What is expected:
Search the entries below. Return every line that has "soccer" in it.

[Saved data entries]

++++++++++

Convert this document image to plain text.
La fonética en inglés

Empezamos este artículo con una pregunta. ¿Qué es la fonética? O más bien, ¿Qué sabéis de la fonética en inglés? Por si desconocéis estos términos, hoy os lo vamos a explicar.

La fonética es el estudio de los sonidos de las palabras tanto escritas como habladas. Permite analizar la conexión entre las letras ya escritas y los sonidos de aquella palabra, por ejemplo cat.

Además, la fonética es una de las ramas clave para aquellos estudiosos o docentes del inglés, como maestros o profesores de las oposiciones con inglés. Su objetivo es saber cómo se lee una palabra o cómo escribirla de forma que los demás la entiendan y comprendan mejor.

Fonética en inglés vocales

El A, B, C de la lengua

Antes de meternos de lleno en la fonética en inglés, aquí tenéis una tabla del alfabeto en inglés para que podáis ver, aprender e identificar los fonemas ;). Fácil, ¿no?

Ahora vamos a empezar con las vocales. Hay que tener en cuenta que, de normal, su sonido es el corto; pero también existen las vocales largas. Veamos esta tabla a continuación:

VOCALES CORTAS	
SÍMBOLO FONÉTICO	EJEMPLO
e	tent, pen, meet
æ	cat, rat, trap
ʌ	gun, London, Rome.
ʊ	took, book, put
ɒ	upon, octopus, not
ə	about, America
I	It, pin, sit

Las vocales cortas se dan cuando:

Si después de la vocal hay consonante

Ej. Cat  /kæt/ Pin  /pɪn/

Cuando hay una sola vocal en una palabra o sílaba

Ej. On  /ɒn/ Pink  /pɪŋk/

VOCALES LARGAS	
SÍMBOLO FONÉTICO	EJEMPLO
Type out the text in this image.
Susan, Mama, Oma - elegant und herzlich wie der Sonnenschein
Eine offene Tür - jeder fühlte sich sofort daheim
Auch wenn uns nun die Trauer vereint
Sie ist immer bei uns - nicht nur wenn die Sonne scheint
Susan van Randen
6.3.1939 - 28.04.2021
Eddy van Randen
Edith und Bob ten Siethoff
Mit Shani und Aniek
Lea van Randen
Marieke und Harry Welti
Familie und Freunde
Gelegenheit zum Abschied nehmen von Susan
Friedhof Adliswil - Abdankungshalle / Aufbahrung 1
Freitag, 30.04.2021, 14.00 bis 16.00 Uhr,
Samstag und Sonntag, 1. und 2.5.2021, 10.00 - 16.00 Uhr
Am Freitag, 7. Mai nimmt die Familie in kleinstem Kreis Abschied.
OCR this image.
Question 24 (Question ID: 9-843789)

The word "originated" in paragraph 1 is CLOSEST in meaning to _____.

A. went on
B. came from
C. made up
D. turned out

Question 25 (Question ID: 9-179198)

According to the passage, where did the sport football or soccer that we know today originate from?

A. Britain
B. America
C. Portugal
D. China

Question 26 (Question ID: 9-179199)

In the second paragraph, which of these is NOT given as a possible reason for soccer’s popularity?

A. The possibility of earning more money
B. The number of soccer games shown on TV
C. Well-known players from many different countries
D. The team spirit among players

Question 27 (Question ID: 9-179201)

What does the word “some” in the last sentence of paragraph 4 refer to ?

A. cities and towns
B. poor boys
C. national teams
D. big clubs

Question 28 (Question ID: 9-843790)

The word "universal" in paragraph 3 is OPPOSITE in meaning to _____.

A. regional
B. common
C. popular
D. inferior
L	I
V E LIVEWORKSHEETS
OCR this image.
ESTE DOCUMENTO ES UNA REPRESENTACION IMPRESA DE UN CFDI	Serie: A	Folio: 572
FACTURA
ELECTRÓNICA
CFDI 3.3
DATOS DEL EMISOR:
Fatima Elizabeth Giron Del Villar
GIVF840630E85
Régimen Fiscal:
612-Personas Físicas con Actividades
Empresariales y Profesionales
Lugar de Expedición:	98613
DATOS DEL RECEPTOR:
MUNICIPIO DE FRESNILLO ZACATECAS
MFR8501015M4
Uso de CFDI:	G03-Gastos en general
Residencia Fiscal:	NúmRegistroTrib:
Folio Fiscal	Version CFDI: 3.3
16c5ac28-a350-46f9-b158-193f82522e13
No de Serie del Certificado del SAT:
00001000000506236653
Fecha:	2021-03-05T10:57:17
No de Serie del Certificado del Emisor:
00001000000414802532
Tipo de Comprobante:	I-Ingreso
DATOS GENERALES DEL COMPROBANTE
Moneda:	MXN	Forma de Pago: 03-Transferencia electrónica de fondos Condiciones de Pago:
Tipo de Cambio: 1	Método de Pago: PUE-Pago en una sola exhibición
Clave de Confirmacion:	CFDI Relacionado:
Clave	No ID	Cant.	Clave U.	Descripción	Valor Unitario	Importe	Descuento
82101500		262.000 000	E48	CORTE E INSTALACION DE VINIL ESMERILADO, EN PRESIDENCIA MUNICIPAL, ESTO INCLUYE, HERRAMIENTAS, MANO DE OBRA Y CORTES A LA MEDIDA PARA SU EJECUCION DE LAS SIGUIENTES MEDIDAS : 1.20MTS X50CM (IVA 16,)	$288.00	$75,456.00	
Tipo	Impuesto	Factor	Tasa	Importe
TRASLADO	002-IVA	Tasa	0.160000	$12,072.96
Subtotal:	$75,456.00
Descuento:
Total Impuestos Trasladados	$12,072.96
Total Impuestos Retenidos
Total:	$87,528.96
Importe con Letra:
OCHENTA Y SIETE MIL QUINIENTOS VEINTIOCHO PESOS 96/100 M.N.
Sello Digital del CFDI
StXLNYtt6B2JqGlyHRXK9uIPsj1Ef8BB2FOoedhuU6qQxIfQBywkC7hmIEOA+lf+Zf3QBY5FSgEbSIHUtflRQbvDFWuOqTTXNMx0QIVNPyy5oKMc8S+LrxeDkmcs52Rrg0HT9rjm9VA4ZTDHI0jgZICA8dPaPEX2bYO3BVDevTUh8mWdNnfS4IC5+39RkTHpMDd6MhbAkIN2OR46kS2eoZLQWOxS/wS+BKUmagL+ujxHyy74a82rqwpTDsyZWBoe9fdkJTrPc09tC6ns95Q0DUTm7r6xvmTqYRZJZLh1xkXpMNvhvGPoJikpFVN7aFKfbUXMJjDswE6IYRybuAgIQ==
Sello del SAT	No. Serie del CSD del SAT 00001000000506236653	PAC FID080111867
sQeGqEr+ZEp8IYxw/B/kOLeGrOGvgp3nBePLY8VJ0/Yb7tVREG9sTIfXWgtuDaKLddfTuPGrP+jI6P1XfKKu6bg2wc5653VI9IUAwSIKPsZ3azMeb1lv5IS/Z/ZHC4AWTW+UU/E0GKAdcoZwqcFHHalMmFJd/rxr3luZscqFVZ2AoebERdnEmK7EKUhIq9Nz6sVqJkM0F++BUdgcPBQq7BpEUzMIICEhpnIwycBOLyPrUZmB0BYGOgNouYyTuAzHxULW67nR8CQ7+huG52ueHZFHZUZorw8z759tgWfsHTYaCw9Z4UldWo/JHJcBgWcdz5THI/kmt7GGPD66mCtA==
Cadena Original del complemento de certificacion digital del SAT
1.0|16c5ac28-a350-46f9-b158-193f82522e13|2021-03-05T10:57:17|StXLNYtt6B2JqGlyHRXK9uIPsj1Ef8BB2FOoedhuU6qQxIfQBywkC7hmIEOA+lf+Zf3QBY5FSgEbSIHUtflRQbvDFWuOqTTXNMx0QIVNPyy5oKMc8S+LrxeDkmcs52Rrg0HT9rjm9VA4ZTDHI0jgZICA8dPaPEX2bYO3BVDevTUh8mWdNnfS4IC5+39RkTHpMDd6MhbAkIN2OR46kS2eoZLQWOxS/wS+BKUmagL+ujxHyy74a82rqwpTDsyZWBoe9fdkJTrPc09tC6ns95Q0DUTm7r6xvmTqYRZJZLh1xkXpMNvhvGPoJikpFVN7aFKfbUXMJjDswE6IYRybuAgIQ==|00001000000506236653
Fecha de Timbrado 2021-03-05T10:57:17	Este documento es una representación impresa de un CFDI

++++++++++

Answer:
According to the passage, where did the sport football or soccer that we know today originate from?
In the second paragraph, which of these is NOT given as a possible reason for soccer’s popularity?
B. The number of soccer games shown on TV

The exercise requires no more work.